■ **Exercise directions**
Take the line that contains "Transcribe this image's" as the first line and the last line of the material below as the final one; reproduce exactly the lines between, inclusive.

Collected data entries
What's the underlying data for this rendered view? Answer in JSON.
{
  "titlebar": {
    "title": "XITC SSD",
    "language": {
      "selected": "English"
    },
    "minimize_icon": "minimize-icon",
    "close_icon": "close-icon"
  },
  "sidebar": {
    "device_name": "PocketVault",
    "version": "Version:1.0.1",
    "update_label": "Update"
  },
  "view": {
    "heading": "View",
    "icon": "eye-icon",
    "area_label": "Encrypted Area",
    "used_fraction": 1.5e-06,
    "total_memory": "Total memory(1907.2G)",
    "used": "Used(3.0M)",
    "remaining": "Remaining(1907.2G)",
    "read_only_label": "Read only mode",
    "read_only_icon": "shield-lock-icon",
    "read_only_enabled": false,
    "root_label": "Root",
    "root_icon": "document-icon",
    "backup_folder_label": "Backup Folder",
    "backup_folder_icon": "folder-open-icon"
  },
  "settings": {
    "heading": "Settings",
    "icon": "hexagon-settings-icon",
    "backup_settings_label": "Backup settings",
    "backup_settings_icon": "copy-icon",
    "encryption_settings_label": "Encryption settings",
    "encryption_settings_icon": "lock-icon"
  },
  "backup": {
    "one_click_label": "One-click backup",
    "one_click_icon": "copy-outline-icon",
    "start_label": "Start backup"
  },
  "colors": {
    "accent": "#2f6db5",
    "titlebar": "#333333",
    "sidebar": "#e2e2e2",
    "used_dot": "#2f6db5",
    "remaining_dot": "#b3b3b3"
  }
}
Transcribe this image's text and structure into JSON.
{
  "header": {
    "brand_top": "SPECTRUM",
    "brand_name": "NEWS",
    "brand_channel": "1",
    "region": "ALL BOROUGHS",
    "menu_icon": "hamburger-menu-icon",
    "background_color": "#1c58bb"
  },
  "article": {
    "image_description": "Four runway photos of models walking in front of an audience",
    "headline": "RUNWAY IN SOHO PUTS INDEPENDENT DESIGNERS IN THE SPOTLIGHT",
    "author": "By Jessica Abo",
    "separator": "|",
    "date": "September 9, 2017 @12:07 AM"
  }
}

■ **Completed exercise**
Transcribe this image's text and structure into JSON.
{
  "header": {
    "brand_top": "SPECTRUM",
    "brand_name": "NEWS",
    "brand_channel": "1",
    "region": "ALL BOROUGHS",
    "menu_icon": "hamburger-menu-icon",
    "background_color": "#1c58bb"
  },
  "article": {
    "image_description": "Four runway photos of models walking in front of an audience",
    "headline": "RUNWAY IN SOHO PUTS INDEPENDENT DESIGNERS IN THE SPOTLIGHT",
    "author": "By Jessica Abo",
    "separator": "|",
    "date": "September 9, 2017 @12:07 AM"
  }
}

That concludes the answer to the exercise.